Collected data entries
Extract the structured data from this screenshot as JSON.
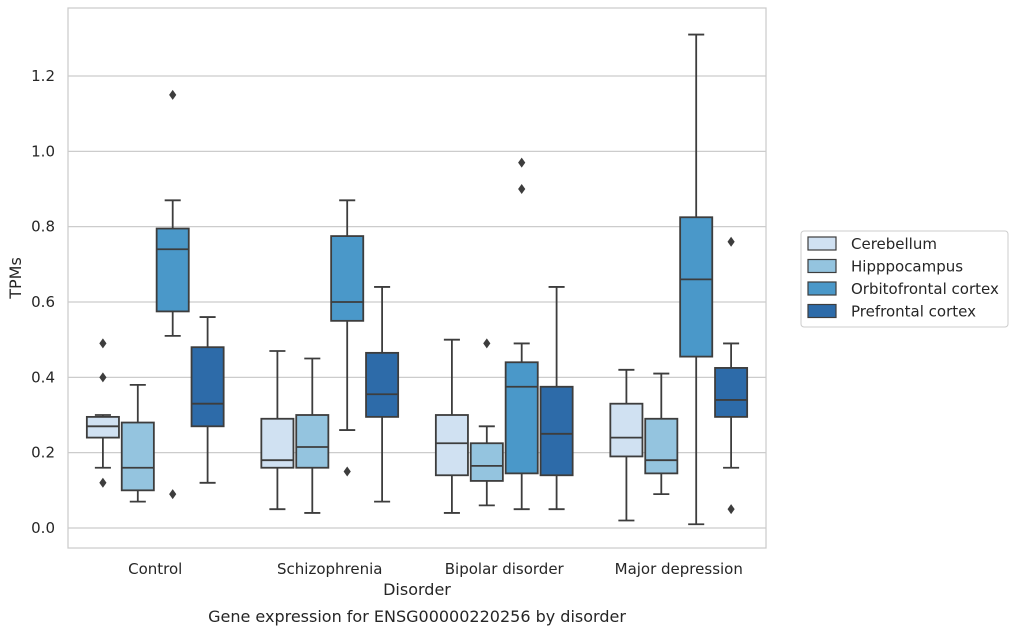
{
  "chart_data": {
    "type": "box",
    "title": "",
    "caption": "Gene expression for ENSG00000220256 by disorder",
    "xlabel": "Disorder",
    "ylabel": "TPMs",
    "ylim": [
      -0.05,
      1.38
    ],
    "yticks": [
      "0.0",
      "0.2",
      "0.4",
      "0.6",
      "0.8",
      "1.0",
      "1.2"
    ],
    "ytick_values": [
      0.0,
      0.2,
      0.4,
      0.6,
      0.8,
      1.0,
      1.2
    ],
    "grid": "horizontal",
    "legend_position": "right",
    "categories": [
      "Control",
      "Schizophrenia",
      "Bipolar disorder",
      "Major depression"
    ],
    "series": [
      {
        "name": "Cerebellum",
        "color": "#d0e1f2",
        "boxes": [
          {
            "whislo": 0.16,
            "q1": 0.24,
            "med": 0.27,
            "q3": 0.295,
            "whishi": 0.3,
            "fliers": [
              0.49,
              0.4,
              0.12
            ]
          },
          {
            "whislo": 0.05,
            "q1": 0.16,
            "med": 0.18,
            "q3": 0.29,
            "whishi": 0.47,
            "fliers": []
          },
          {
            "whislo": 0.04,
            "q1": 0.14,
            "med": 0.225,
            "q3": 0.3,
            "whishi": 0.5,
            "fliers": []
          },
          {
            "whislo": 0.02,
            "q1": 0.19,
            "med": 0.24,
            "q3": 0.33,
            "whishi": 0.42,
            "fliers": []
          }
        ]
      },
      {
        "name": "Hipppocampus",
        "color": "#94c4df",
        "boxes": [
          {
            "whislo": 0.07,
            "q1": 0.1,
            "med": 0.16,
            "q3": 0.28,
            "whishi": 0.38,
            "fliers": []
          },
          {
            "whislo": 0.04,
            "q1": 0.16,
            "med": 0.215,
            "q3": 0.3,
            "whishi": 0.45,
            "fliers": []
          },
          {
            "whislo": 0.06,
            "q1": 0.125,
            "med": 0.165,
            "q3": 0.225,
            "whishi": 0.27,
            "fliers": [
              0.49
            ]
          },
          {
            "whislo": 0.09,
            "q1": 0.145,
            "med": 0.18,
            "q3": 0.29,
            "whishi": 0.41,
            "fliers": []
          }
        ]
      },
      {
        "name": "Orbitofrontal cortex",
        "color": "#4a98c9",
        "boxes": [
          {
            "whislo": 0.51,
            "q1": 0.575,
            "med": 0.74,
            "q3": 0.795,
            "whishi": 0.87,
            "fliers": [
              1.15,
              0.09
            ]
          },
          {
            "whislo": 0.26,
            "q1": 0.55,
            "med": 0.6,
            "q3": 0.775,
            "whishi": 0.87,
            "fliers": [
              0.15
            ]
          },
          {
            "whislo": 0.05,
            "q1": 0.145,
            "med": 0.375,
            "q3": 0.44,
            "whishi": 0.49,
            "fliers": [
              0.97,
              0.9
            ]
          },
          {
            "whislo": 0.01,
            "q1": 0.455,
            "med": 0.66,
            "q3": 0.825,
            "whishi": 1.31,
            "fliers": []
          }
        ]
      },
      {
        "name": "Prefrontal cortex",
        "color": "#2d6ba9",
        "boxes": [
          {
            "whislo": 0.12,
            "q1": 0.27,
            "med": 0.33,
            "q3": 0.48,
            "whishi": 0.56,
            "fliers": []
          },
          {
            "whislo": 0.07,
            "q1": 0.295,
            "med": 0.355,
            "q3": 0.465,
            "whishi": 0.64,
            "fliers": []
          },
          {
            "whislo": 0.05,
            "q1": 0.14,
            "med": 0.25,
            "q3": 0.375,
            "whishi": 0.64,
            "fliers": []
          },
          {
            "whislo": 0.16,
            "q1": 0.295,
            "med": 0.34,
            "q3": 0.425,
            "whishi": 0.49,
            "fliers": [
              0.76,
              0.05
            ]
          }
        ]
      }
    ]
  }
}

**PROBLEM DETAILS:** Show every line in the entries where the string "cortex" occurs.

**THE COMPLETED TASK:**
        "name": "Orbitofrontal cortex",
        "name": "Prefrontal cortex",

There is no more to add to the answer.